▸ STORED ROWS:
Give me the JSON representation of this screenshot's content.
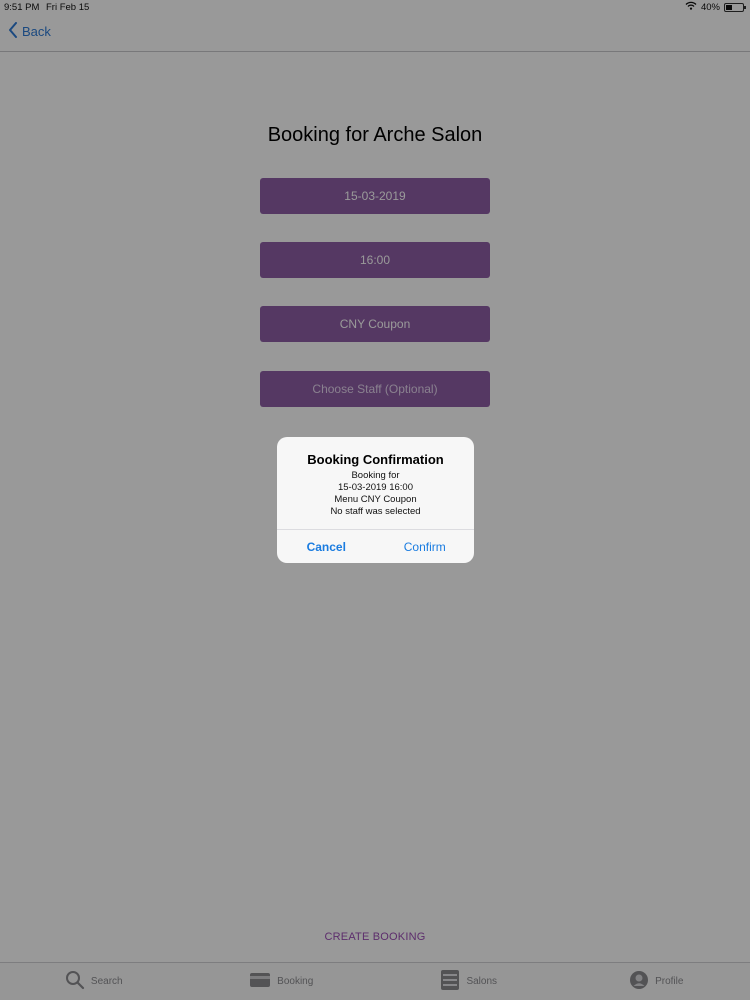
{
  "status_bar": {
    "time": "9:51 PM",
    "date": "Fri Feb 15",
    "battery": "40%",
    "battery_level": 0.4
  },
  "nav": {
    "back_label": "Back"
  },
  "page": {
    "title": "Booking for Arche Salon"
  },
  "form": {
    "date_value": "15-03-2019",
    "time_value": "16:00",
    "menu_value": "CNY Coupon",
    "staff_placeholder": "Choose Staff (Optional)"
  },
  "actions": {
    "create_booking": "CREATE BOOKING"
  },
  "tabs": [
    {
      "label": "Search",
      "icon": "search-icon"
    },
    {
      "label": "Booking",
      "icon": "booking-icon"
    },
    {
      "label": "Salons",
      "icon": "salons-icon"
    },
    {
      "label": "Profile",
      "icon": "profile-icon"
    }
  ],
  "dialog": {
    "title": "Booking Confirmation",
    "lines": [
      "Booking for",
      "15-03-2019 16:00",
      "Menu CNY Coupon",
      "No staff was selected"
    ],
    "cancel_label": "Cancel",
    "confirm_label": "Confirm"
  },
  "colors": {
    "accent_purple": "#8e5ea6",
    "link_blue": "#1a7ce0",
    "create_text": "#9b4db5"
  }
}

▸ WHAT THE EXERCISE ASKS: Leave out every picture and copy the rest of the records exactly.

▸ ANSWER TO THE PROBLEM:
Give me the JSON representation of this screenshot's content.
{
  "status_bar": {
    "time": "9:51 PM",
    "date": "Fri Feb 15",
    "battery": "40%",
    "battery_level": 0.4
  },
  "nav": {
    "back_label": "Back"
  },
  "page": {
    "title": "Booking for Arche Salon"
  },
  "form": {
    "date_value": "15-03-2019",
    "time_value": "16:00",
    "menu_value": "CNY Coupon",
    "staff_placeholder": "Choose Staff (Optional)"
  },
  "actions": {
    "create_booking": "CREATE BOOKING"
  },
  "tabs": [
    {
      "label": "Search",
      "icon": "search-icon"
    },
    {
      "label": "Booking",
      "icon": "booking-icon"
    },
    {
      "label": "Salons",
      "icon": "salons-icon"
    },
    {
      "label": "Profile",
      "icon": "profile-icon"
    }
  ],
  "dialog": {
    "title": "Booking Confirmation",
    "lines": [
      "Booking for",
      "15-03-2019 16:00",
      "Menu CNY Coupon",
      "No staff was selected"
    ],
    "cancel_label": "Cancel",
    "confirm_label": "Confirm"
  },
  "colors": {
    "accent_purple": "#8e5ea6",
    "link_blue": "#1a7ce0",
    "create_text": "#9b4db5"
  }
}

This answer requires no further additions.